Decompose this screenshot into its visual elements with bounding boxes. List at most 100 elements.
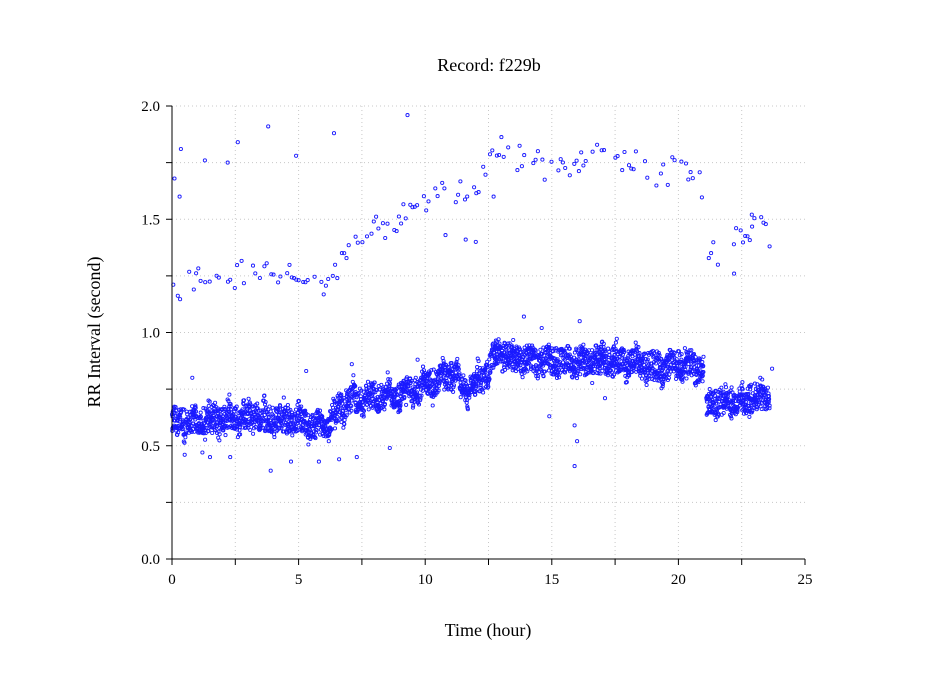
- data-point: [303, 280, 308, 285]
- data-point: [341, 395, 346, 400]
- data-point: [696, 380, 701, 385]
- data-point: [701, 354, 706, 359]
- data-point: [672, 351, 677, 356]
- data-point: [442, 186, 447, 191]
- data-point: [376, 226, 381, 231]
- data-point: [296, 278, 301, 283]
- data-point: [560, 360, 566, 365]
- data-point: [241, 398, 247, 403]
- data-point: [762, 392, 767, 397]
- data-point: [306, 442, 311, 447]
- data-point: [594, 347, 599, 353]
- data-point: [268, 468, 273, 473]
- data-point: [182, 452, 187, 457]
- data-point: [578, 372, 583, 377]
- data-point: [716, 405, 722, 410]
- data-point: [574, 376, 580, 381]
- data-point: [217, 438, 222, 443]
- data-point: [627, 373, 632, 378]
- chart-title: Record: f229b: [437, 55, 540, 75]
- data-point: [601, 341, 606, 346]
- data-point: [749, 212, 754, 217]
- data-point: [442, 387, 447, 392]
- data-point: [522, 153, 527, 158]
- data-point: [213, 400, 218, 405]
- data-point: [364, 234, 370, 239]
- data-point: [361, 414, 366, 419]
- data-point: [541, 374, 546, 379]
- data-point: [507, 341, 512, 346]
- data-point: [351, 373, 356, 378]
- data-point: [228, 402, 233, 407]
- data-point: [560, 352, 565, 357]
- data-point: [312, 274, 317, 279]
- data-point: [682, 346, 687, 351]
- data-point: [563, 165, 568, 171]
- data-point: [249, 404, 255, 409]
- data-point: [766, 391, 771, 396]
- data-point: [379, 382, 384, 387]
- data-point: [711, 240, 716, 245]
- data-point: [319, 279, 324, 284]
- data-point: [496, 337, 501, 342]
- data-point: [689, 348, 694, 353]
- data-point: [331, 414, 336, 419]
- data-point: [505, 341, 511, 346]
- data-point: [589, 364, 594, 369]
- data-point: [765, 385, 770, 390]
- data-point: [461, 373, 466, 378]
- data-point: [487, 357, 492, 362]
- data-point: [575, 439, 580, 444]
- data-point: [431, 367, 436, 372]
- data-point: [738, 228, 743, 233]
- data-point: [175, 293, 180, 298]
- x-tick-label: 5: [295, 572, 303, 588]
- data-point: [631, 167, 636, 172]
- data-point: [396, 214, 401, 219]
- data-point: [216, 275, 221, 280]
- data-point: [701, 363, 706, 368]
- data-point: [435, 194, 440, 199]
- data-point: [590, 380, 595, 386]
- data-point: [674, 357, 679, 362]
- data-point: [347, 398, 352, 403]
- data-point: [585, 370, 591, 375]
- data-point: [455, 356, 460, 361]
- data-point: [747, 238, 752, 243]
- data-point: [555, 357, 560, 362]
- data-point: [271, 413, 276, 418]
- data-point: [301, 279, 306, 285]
• • • •
● **What you should do**: Transcribe every line of the entries from the line containing "- data-point: [303, 280, 308, 285]" down to the line containing "- data-point: [627, 373, 632, 378]", both included.

● **Solved problem**:
- data-point: [303, 280, 308, 285]
- data-point: [341, 395, 346, 400]
- data-point: [696, 380, 701, 385]
- data-point: [701, 354, 706, 359]
- data-point: [672, 351, 677, 356]
- data-point: [442, 186, 447, 191]
- data-point: [376, 226, 381, 231]
- data-point: [296, 278, 301, 283]
- data-point: [560, 360, 566, 365]
- data-point: [241, 398, 247, 403]
- data-point: [762, 392, 767, 397]
- data-point: [306, 442, 311, 447]
- data-point: [594, 347, 599, 353]
- data-point: [268, 468, 273, 473]
- data-point: [182, 452, 187, 457]
- data-point: [578, 372, 583, 377]
- data-point: [716, 405, 722, 410]
- data-point: [574, 376, 580, 381]
- data-point: [217, 438, 222, 443]
- data-point: [627, 373, 632, 378]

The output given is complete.